DO THIS: Make an exact copy of the records, with the pictures left out.

MATERIAL:

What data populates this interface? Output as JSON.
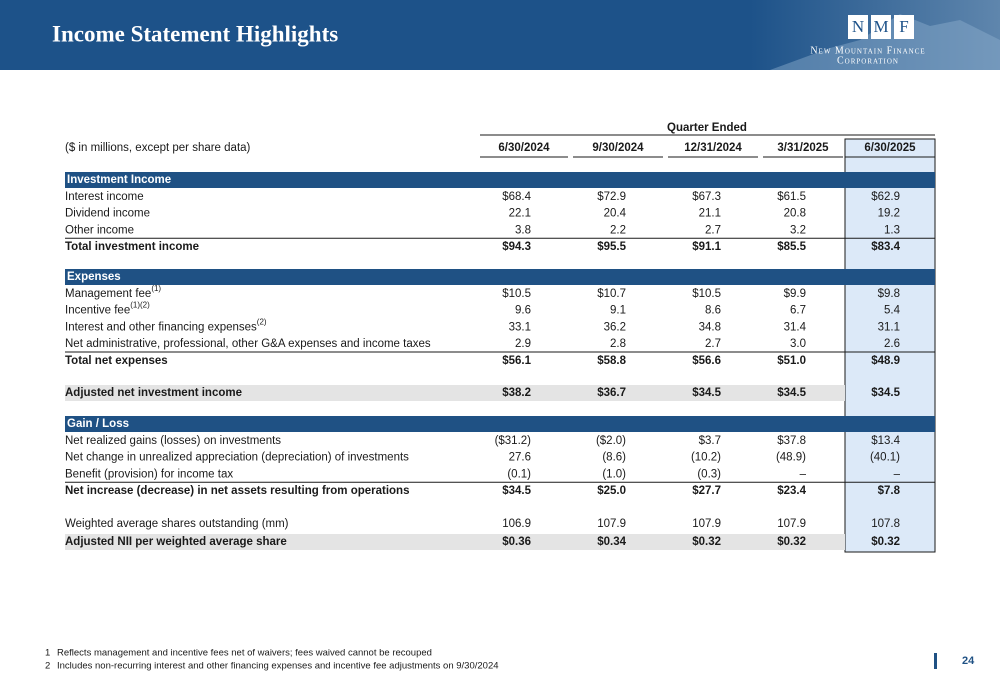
{
  "header": {
    "title": "Income Statement Highlights",
    "logo": {
      "letters": [
        "N",
        "M",
        "F"
      ],
      "line1": "New Mountain Finance",
      "line2": "Corporation"
    }
  },
  "table": {
    "group_header": "Quarter Ended",
    "unit_label": "($ in millions, except per share data)",
    "columns": [
      "6/30/2024",
      "9/30/2024",
      "12/31/2024",
      "3/31/2025",
      "6/30/2025"
    ],
    "investment_income": {
      "title": "Investment Income",
      "rows": [
        {
          "label": "Interest income",
          "values": [
            "$68.4",
            "$72.9",
            "$67.3",
            "$61.5",
            "$62.9"
          ]
        },
        {
          "label": "Dividend income",
          "values": [
            "22.1",
            "20.4",
            "21.1",
            "20.8",
            "19.2"
          ]
        },
        {
          "label": "Other income",
          "values": [
            "3.8",
            "2.2",
            "2.7",
            "3.2",
            "1.3"
          ]
        }
      ],
      "total": {
        "label": "Total investment income",
        "values": [
          "$94.3",
          "$95.5",
          "$91.1",
          "$85.5",
          "$83.4"
        ]
      }
    },
    "expenses": {
      "title": "Expenses",
      "rows": [
        {
          "label": "Management fee",
          "note": "(1)",
          "values": [
            "$10.5",
            "$10.7",
            "$10.5",
            "$9.9",
            "$9.8"
          ]
        },
        {
          "label": "Incentive fee",
          "note": "(1)(2)",
          "values": [
            "9.6",
            "9.1",
            "8.6",
            "6.7",
            "5.4"
          ]
        },
        {
          "label": "Interest and other financing expenses",
          "note": "(2)",
          "values": [
            "33.1",
            "36.2",
            "34.8",
            "31.4",
            "31.1"
          ]
        },
        {
          "label": "Net administrative, professional, other G&A expenses and income taxes",
          "values": [
            "2.9",
            "2.8",
            "2.7",
            "3.0",
            "2.6"
          ]
        }
      ],
      "total": {
        "label": "Total net expenses",
        "values": [
          "$56.1",
          "$58.8",
          "$56.6",
          "$51.0",
          "$48.9"
        ]
      }
    },
    "adjusted_nii": {
      "label": "Adjusted net investment income",
      "values": [
        "$38.2",
        "$36.7",
        "$34.5",
        "$34.5",
        "$34.5"
      ]
    },
    "gain_loss": {
      "title": "Gain / Loss",
      "rows": [
        {
          "label": "Net realized gains (losses) on investments",
          "values": [
            "($31.2)",
            "($2.0)",
            "$3.7",
            "$37.8",
            "$13.4"
          ]
        },
        {
          "label": "Net change in unrealized appreciation (depreciation) of investments",
          "values": [
            "27.6",
            "(8.6)",
            "(10.2)",
            "(48.9)",
            "(40.1)"
          ]
        },
        {
          "label": "Benefit (provision) for income tax",
          "values": [
            "(0.1)",
            "(1.0)",
            "(0.3)",
            "–",
            "–"
          ]
        }
      ],
      "total": {
        "label": "Net increase (decrease) in net assets resulting from operations",
        "values": [
          "$34.5",
          "$25.0",
          "$27.7",
          "$23.4",
          "$7.8"
        ]
      }
    },
    "shares": {
      "label": "Weighted average shares outstanding (mm)",
      "values": [
        "106.9",
        "107.9",
        "107.9",
        "107.9",
        "107.8"
      ]
    },
    "nii_per_share": {
      "label": "Adjusted NII per weighted average share",
      "values": [
        "$0.36",
        "$0.34",
        "$0.32",
        "$0.32",
        "$0.32"
      ]
    }
  },
  "footnotes": [
    {
      "number": "1",
      "text": "Reflects management and incentive fees net of waivers; fees waived cannot be recouped"
    },
    {
      "number": "2",
      "text": "Includes non-recurring interest and other financing expenses and incentive fee adjustments on 9/30/2024"
    }
  ],
  "page_number": "24"
}
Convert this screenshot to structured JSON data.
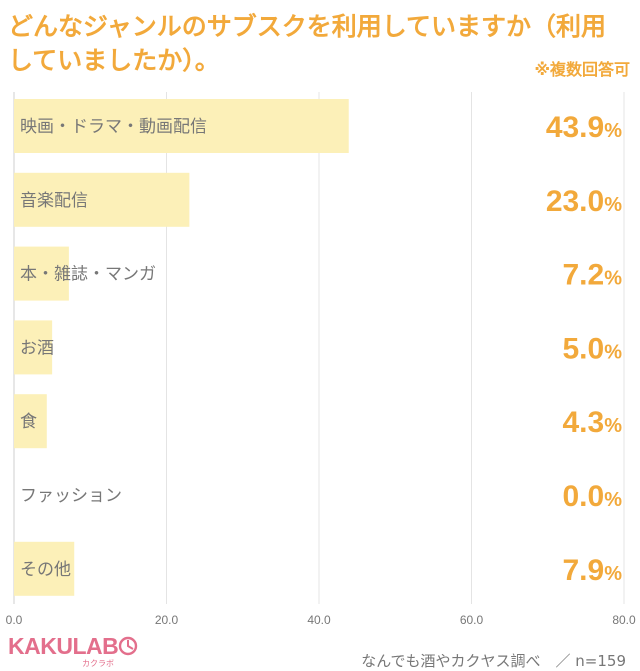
{
  "header": {
    "title": "どんなジャンルのサブスクを利用していますか（利用していましたか）。",
    "note": "※複数回答可"
  },
  "chart_data": {
    "type": "bar",
    "orientation": "horizontal",
    "categories": [
      "映画・ドラマ・動画配信",
      "音楽配信",
      "本・雑誌・マンガ",
      "お酒",
      "食",
      "ファッション",
      "その他"
    ],
    "values": [
      43.9,
      23.0,
      7.2,
      5.0,
      4.3,
      0.0,
      7.9
    ],
    "value_labels": [
      "43.9",
      "23.0",
      "7.2",
      "5.0",
      "4.3",
      "0.0",
      "7.9"
    ],
    "value_unit": "%",
    "xlim": [
      0,
      80
    ],
    "xticks": [
      "0.0",
      "20.0",
      "40.0",
      "60.0",
      "80.0"
    ],
    "xtick_values": [
      0,
      20,
      40,
      60,
      80
    ],
    "grid": true,
    "bar_color": "#fcf0b8",
    "accent_color": "#f2a93b"
  },
  "footer": {
    "brand": "KAKULAB",
    "brand_sub": "カクラボ",
    "source": "なんでも酒やカクヤス調べ　／ n=159"
  }
}
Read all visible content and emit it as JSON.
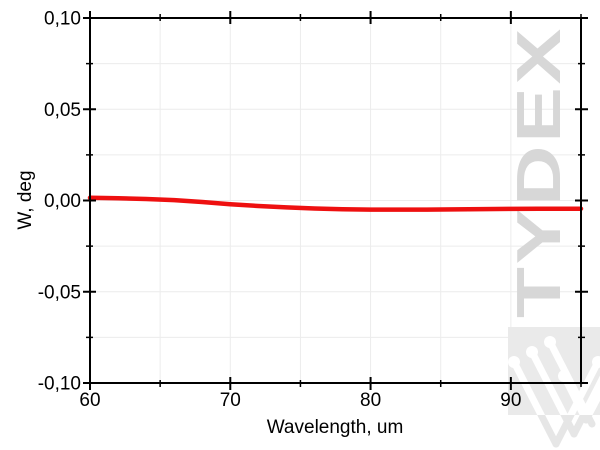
{
  "figure": {
    "background": "#ffffff",
    "watermark": {
      "text": "TYDEX",
      "text_color": "#d7d7d7",
      "panel_color": "#eaeaea",
      "logo_color_on_panel": "#ffffff",
      "logo_color_below_panel": "#e6e6e6"
    }
  },
  "chart_data": {
    "type": "line",
    "title": "",
    "xlabel": "Wavelength, um",
    "ylabel": "W, deg",
    "xlim": [
      60,
      95
    ],
    "ylim": [
      -0.1,
      0.1
    ],
    "x_major_ticks": [
      60,
      70,
      80,
      90
    ],
    "x_tick_labels": [
      "60",
      "70",
      "80",
      "90"
    ],
    "x_minor_ticks": [
      65,
      75,
      85,
      95
    ],
    "y_major_ticks": [
      0.1,
      0.05,
      0.0,
      -0.05,
      -0.1
    ],
    "y_tick_labels": [
      "0,10",
      "0,05",
      "0,00",
      "-0,05",
      "-0,10"
    ],
    "y_minor_ticks": [
      0.075,
      0.025,
      -0.025,
      -0.075
    ],
    "grid": true,
    "grid_color": "#ececec",
    "axis_color": "#000000",
    "legend": null,
    "series": [
      {
        "name": "W",
        "color": "#ee1010",
        "width": 4.5,
        "x": [
          60,
          62,
          64,
          66,
          68,
          70,
          72,
          74,
          76,
          78,
          80,
          82,
          84,
          86,
          88,
          90,
          92,
          95
        ],
        "y": [
          0.0015,
          0.0012,
          0.0008,
          0.0002,
          -0.0008,
          -0.002,
          -0.003,
          -0.0038,
          -0.0044,
          -0.0048,
          -0.005,
          -0.005,
          -0.005,
          -0.0049,
          -0.0047,
          -0.0046,
          -0.0045,
          -0.0045
        ]
      }
    ]
  }
}
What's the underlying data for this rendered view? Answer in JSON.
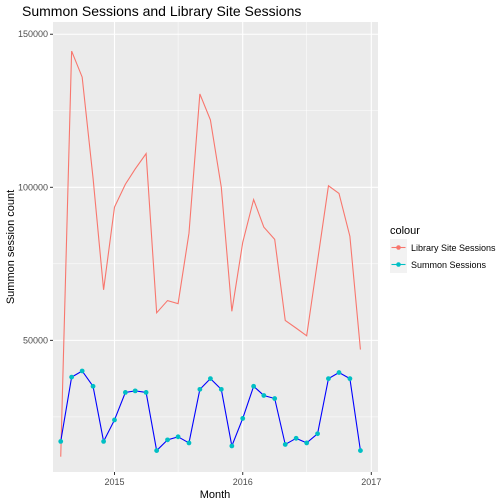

SOLUTION TO THIS EXERCISE:
What data populates this interface? Output as JSON.
{
  "header": {
    "title": "Income Statement Highlights",
    "logo": {
      "letters": [
        "N",
        "M",
        "F"
      ],
      "line1": "New Mountain Finance",
      "line2": "Corporation"
    }
  },
  "table": {
    "group_header": "Quarter Ended",
    "unit_label": "($ in millions, except per share data)",
    "columns": [
      "6/30/2024",
      "9/30/2024",
      "12/31/2024",
      "3/31/2025",
      "6/30/2025"
    ],
    "investment_income": {
      "title": "Investment Income",
      "rows": [
        {
          "label": "Interest income",
          "values": [
            "$68.4",
            "$72.9",
            "$67.3",
            "$61.5",
            "$62.9"
          ]
        },
        {
          "label": "Dividend income",
          "values": [
            "22.1",
            "20.4",
            "21.1",
            "20.8",
            "19.2"
          ]
        },
        {
          "label": "Other income",
          "values": [
            "3.8",
            "2.2",
            "2.7",
            "3.2",
            "1.3"
          ]
        }
      ],
      "total": {
        "label": "Total investment income",
        "values": [
          "$94.3",
          "$95.5",
          "$91.1",
          "$85.5",
          "$83.4"
        ]
      }
    },
    "expenses": {
      "title": "Expenses",
      "rows": [
        {
          "label": "Management fee",
          "note": "(1)",
          "values": [
            "$10.5",
            "$10.7",
            "$10.5",
            "$9.9",
            "$9.8"
          ]
        },
        {
          "label": "Incentive fee",
          "note": "(1)(2)",
          "values": [
            "9.6",
            "9.1",
            "8.6",
            "6.7",
            "5.4"
          ]
        },
        {
          "label": "Interest and other financing expenses",
          "note": "(2)",
          "values": [
            "33.1",
            "36.2",
            "34.8",
            "31.4",
            "31.1"
          ]
        },
        {
          "label": "Net administrative, professional, other G&A expenses and income taxes",
          "values": [
            "2.9",
            "2.8",
            "2.7",
            "3.0",
            "2.6"
          ]
        }
      ],
      "total": {
        "label": "Total net expenses",
        "values": [
          "$56.1",
          "$58.8",
          "$56.6",
          "$51.0",
          "$48.9"
        ]
      }
    },
    "adjusted_nii": {
      "label": "Adjusted net investment income",
      "values": [
        "$38.2",
        "$36.7",
        "$34.5",
        "$34.5",
        "$34.5"
      ]
    },
    "gain_loss": {
      "title": "Gain / Loss",
      "rows": [
        {
          "label": "Net realized gains (losses) on investments",
          "values": [
            "($31.2)",
            "($2.0)",
            "$3.7",
            "$37.8",
            "$13.4"
          ]
        },
        {
          "label": "Net change in unrealized appreciation (depreciation) of investments",
          "values": [
            "27.6",
            "(8.6)",
            "(10.2)",
            "(48.9)",
            "(40.1)"
          ]
        },
        {
          "label": "Benefit (provision) for income tax",
          "values": [
            "(0.1)",
            "(1.0)",
            "(0.3)",
            "–",
            "–"
          ]
        }
      ],
      "total": {
        "label": "Net increase (decrease) in net assets resulting from operations",
        "values": [
          "$34.5",
          "$25.0",
          "$27.7",
          "$23.4",
          "$7.8"
        ]
      }
    },
    "shares": {
      "label": "Weighted average shares outstanding (mm)",
      "values": [
        "106.9",
        "107.9",
        "107.9",
        "107.9",
        "107.8"
      ]
    },
    "nii_per_share": {
      "label": "Adjusted NII per weighted average share",
      "values": [
        "$0.36",
        "$0.34",
        "$0.32",
        "$0.32",
        "$0.32"
      ]
    }
  },
  "footnotes": [
    {
      "number": "1",
      "text": "Reflects management and incentive fees net of waivers; fees waived cannot be recouped"
    },
    {
      "number": "2",
      "text": "Includes non-recurring interest and other financing expenses and incentive fee adjustments on 9/30/2024"
    }
  ],
  "page_number": "24"
}
Convert this screenshot to structured JSON data.
{
  "header": {
    "title": "どんなジャンルのサブスクを利用していますか（利用していましたか）。",
    "note": "※複数回答可"
  },
  "chart_data": {
    "type": "bar",
    "orientation": "horizontal",
    "categories": [
      "映画・ドラマ・動画配信",
      "音楽配信",
      "本・雑誌・マンガ",
      "お酒",
      "食",
      "ファッション",
      "その他"
    ],
    "values": [
      43.9,
      23.0,
      7.2,
      5.0,
      4.3,
      0.0,
      7.9
    ],
    "value_labels": [
      "43.9",
      "23.0",
      "7.2",
      "5.0",
      "4.3",
      "0.0",
      "7.9"
    ],
    "value_unit": "%",
    "xlim": [
      0,
      80
    ],
    "xticks": [
      "0.0",
      "20.0",
      "40.0",
      "60.0",
      "80.0"
    ],
    "xtick_values": [
      0,
      20,
      40,
      60,
      80
    ],
    "grid": true,
    "bar_color": "#fcf0b8",
    "accent_color": "#f2a93b"
  },
  "footer": {
    "brand": "KAKULAB",
    "brand_sub": "カクラボ",
    "source": "なんでも酒やカクヤス調べ　／ n=159"
  }
}
Read all visible content and emit it as JSON.
{
  "figure": {
    "background": "#ffffff",
    "watermark": {
      "text": "TYDEX",
      "text_color": "#d7d7d7",
      "panel_color": "#eaeaea",
      "logo_color_on_panel": "#ffffff",
      "logo_color_below_panel": "#e6e6e6"
    }
  },
  "chart_data": {
    "type": "line",
    "title": "",
    "xlabel": "Wavelength, um",
    "ylabel": "W, deg",
    "xlim": [
      60,
      95
    ],
    "ylim": [
      -0.1,
      0.1
    ],
    "x_major_ticks": [
      60,
      70,
      80,
      90
    ],
    "x_tick_labels": [
      "60",
      "70",
      "80",
      "90"
    ],
    "x_minor_ticks": [
      65,
      75,
      85,
      95
    ],
    "y_major_ticks": [
      0.1,
      0.05,
      0.0,
      -0.05,
      -0.1
    ],
    "y_tick_labels": [
      "0,10",
      "0,05",
      "0,00",
      "-0,05",
      "-0,10"
    ],
    "y_minor_ticks": [
      0.075,
      0.025,
      -0.025,
      -0.075
    ],
    "grid": true,
    "grid_color": "#ececec",
    "axis_color": "#000000",
    "legend": null,
    "series": [
      {
        "name": "W",
        "color": "#ee1010",
        "width": 4.5,
        "x": [
          60,
          62,
          64,
          66,
          68,
          70,
          72,
          74,
          76,
          78,
          80,
          82,
          84,
          86,
          88,
          90,
          92,
          95
        ],
        "y": [
          0.0015,
          0.0012,
          0.0008,
          0.0002,
          -0.0008,
          -0.002,
          -0.003,
          -0.0038,
          -0.0044,
          -0.0048,
          -0.005,
          -0.005,
          -0.005,
          -0.0049,
          -0.0047,
          -0.0046,
          -0.0045,
          -0.0045
        ]
      }
    ]
  }
}
What's the underlying data for this rendered view? Answer in JSON.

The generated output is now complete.